**Brief:** Every entry must be duplicated precisely as written.
-*-
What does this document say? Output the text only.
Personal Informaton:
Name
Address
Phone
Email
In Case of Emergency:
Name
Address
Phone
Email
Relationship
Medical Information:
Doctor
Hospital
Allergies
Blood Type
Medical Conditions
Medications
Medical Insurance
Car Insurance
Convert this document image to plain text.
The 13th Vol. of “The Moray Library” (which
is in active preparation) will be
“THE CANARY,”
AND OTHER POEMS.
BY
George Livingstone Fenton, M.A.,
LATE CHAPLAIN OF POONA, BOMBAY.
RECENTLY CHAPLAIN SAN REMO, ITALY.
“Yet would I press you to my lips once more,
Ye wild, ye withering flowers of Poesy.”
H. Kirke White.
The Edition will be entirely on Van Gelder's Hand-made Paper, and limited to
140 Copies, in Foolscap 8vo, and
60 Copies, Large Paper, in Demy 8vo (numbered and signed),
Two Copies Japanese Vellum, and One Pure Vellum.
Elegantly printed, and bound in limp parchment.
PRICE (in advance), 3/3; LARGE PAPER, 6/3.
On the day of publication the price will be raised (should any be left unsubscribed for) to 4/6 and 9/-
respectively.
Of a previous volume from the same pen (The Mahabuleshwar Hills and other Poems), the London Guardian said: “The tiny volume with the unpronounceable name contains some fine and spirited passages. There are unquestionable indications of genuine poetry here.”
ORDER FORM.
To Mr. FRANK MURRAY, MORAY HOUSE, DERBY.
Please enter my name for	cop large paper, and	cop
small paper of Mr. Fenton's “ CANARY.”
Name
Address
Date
-*-
**Result:**
What does this document say? Output the text only.
Personal Informaton:
Name
Address
Phone
Email
In Case of Emergency:
Name
Address
Phone
Email
Relationship
Medical Information:
Doctor
Hospital
Allergies
Blood Type
Medical Conditions
Medications
Medical Insurance
Car Insurance
Convert this document image to plain text.
The 13th Vol. of “The Moray Library” (which
is in active preparation) will be
“THE CANARY,”
AND OTHER POEMS.
BY
George Livingstone Fenton, M.A.,
LATE CHAPLAIN OF POONA, BOMBAY.
RECENTLY CHAPLAIN SAN REMO, ITALY.
“Yet would I press you to my lips once more,
Ye wild, ye withering flowers of Poesy.”
H. Kirke White.
The Edition will be entirely on Van Gelder's Hand-made Paper, and limited to
140 Copies, in Foolscap 8vo, and
60 Copies, Large Paper, in Demy 8vo (numbered and signed),
Two Copies Japanese Vellum, and One Pure Vellum.
Elegantly printed, and bound in limp parchment.
PRICE (in advance), 3/3; LARGE PAPER, 6/3.
On the day of publication the price will be raised (should any be left unsubscribed for) to 4/6 and 9/-
respectively.
Of a previous volume from the same pen (The Mahabuleshwar Hills and other Poems), the London Guardian said: “The tiny volume with the unpronounceable name contains some fine and spirited passages. There are unquestionable indications of genuine poetry here.”
ORDER FORM.
To Mr. FRANK MURRAY, MORAY HOUSE, DERBY.
Please enter my name for	cop large paper, and	cop
small paper of Mr. Fenton's “ CANARY.”
Name
Address
Date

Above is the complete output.